### PROBLEM
All of the entries need to be written out again, exactly as they are.

### SUPPLIED RECORDS
______

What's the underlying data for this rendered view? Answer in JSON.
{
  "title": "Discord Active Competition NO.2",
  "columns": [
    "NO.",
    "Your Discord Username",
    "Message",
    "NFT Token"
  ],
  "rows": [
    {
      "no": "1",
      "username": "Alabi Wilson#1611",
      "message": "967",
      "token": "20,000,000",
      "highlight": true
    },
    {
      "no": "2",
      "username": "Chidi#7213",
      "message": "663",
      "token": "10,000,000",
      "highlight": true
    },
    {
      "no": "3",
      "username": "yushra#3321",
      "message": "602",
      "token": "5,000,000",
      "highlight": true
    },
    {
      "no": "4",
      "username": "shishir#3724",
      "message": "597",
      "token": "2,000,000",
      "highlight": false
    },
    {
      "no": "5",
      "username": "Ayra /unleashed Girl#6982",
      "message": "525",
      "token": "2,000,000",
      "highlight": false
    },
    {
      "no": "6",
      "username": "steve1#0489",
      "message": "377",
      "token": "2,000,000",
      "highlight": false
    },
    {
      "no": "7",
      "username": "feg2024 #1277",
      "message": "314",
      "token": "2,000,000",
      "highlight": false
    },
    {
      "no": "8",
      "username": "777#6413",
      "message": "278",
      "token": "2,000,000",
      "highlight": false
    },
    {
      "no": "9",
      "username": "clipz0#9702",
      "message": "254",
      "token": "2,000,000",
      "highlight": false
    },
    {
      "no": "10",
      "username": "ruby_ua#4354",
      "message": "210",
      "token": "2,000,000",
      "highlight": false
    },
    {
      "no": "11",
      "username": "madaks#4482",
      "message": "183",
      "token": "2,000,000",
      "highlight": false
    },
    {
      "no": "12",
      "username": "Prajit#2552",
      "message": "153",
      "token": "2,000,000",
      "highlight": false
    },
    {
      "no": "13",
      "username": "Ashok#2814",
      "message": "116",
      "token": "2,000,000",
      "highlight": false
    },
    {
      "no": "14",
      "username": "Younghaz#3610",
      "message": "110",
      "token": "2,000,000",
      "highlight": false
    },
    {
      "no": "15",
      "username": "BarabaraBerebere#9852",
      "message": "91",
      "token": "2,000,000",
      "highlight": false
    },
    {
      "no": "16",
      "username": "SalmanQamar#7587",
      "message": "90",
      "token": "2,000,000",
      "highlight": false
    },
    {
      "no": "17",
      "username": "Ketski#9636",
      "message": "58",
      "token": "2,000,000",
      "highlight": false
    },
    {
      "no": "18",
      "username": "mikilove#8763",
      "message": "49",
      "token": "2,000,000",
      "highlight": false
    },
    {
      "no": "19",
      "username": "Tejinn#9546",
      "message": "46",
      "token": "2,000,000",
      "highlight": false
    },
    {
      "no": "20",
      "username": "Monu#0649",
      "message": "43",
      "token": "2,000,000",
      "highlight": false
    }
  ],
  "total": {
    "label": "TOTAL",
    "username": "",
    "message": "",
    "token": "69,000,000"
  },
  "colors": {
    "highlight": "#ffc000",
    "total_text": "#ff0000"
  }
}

______

### EXERCISE RESULT
What's the underlying data for this rendered view? Answer in JSON.
{
  "title": "Discord Active Competition NO.2",
  "columns": [
    "NO.",
    "Your Discord Username",
    "Message",
    "NFT Token"
  ],
  "rows": [
    {
      "no": "1",
      "username": "Alabi Wilson#1611",
      "message": "967",
      "token": "20,000,000",
      "highlight": true
    },
    {
      "no": "2",
      "username": "Chidi#7213",
      "message": "663",
      "token": "10,000,000",
      "highlight": true
    },
    {
      "no": "3",
      "username": "yushra#3321",
      "message": "602",
      "token": "5,000,000",
      "highlight": true
    },
    {
      "no": "4",
      "username": "shishir#3724",
      "message": "597",
      "token": "2,000,000",
      "highlight": false
    },
    {
      "no": "5",
      "username": "Ayra /unleashed Girl#6982",
      "message": "525",
      "token": "2,000,000",
      "highlight": false
    },
    {
      "no": "6",
      "username": "steve1#0489",
      "message": "377",
      "token": "2,000,000",
      "highlight": false
    },
    {
      "no": "7",
      "username": "feg2024 #1277",
      "message": "314",
      "token": "2,000,000",
      "highlight": false
    },
    {
      "no": "8",
      "username": "777#6413",
      "message": "278",
      "token": "2,000,000",
      "highlight": false
    },
    {
      "no": "9",
      "username": "clipz0#9702",
      "message": "254",
      "token": "2,000,000",
      "highlight": false
    },
    {
      "no": "10",
      "username": "ruby_ua#4354",
      "message": "210",
      "token": "2,000,000",
      "highlight": false
    },
    {
      "no": "11",
      "username": "madaks#4482",
      "message": "183",
      "token": "2,000,000",
      "highlight": false
    },
    {
      "no": "12",
      "username": "Prajit#2552",
      "message": "153",
      "token": "2,000,000",
      "highlight": false
    },
    {
      "no": "13",
      "username": "Ashok#2814",
      "message": "116",
      "token": "2,000,000",
      "highlight": false
    },
    {
      "no": "14",
      "username": "Younghaz#3610",
      "message": "110",
      "token": "2,000,000",
      "highlight": false
    },
    {
      "no": "15",
      "username": "BarabaraBerebere#9852",
      "message": "91",
      "token": "2,000,000",
      "highlight": false
    },
    {
      "no": "16",
      "username": "SalmanQamar#7587",
      "message": "90",
      "token": "2,000,000",
      "highlight": false
    },
    {
      "no": "17",
      "username": "Ketski#9636",
      "message": "58",
      "token": "2,000,000",
      "highlight": false
    },
    {
      "no": "18",
      "username": "mikilove#8763",
      "message": "49",
      "token": "2,000,000",
      "highlight": false
    },
    {
      "no": "19",
      "username": "Tejinn#9546",
      "message": "46",
      "token": "2,000,000",
      "highlight": false
    },
    {
      "no": "20",
      "username": "Monu#0649",
      "message": "43",
      "token": "2,000,000",
      "highlight": false
    }
  ],
  "total": {
    "label": "TOTAL",
    "username": "",
    "message": "",
    "token": "69,000,000"
  },
  "colors": {
    "highlight": "#ffc000",
    "total_text": "#ff0000"
  }
}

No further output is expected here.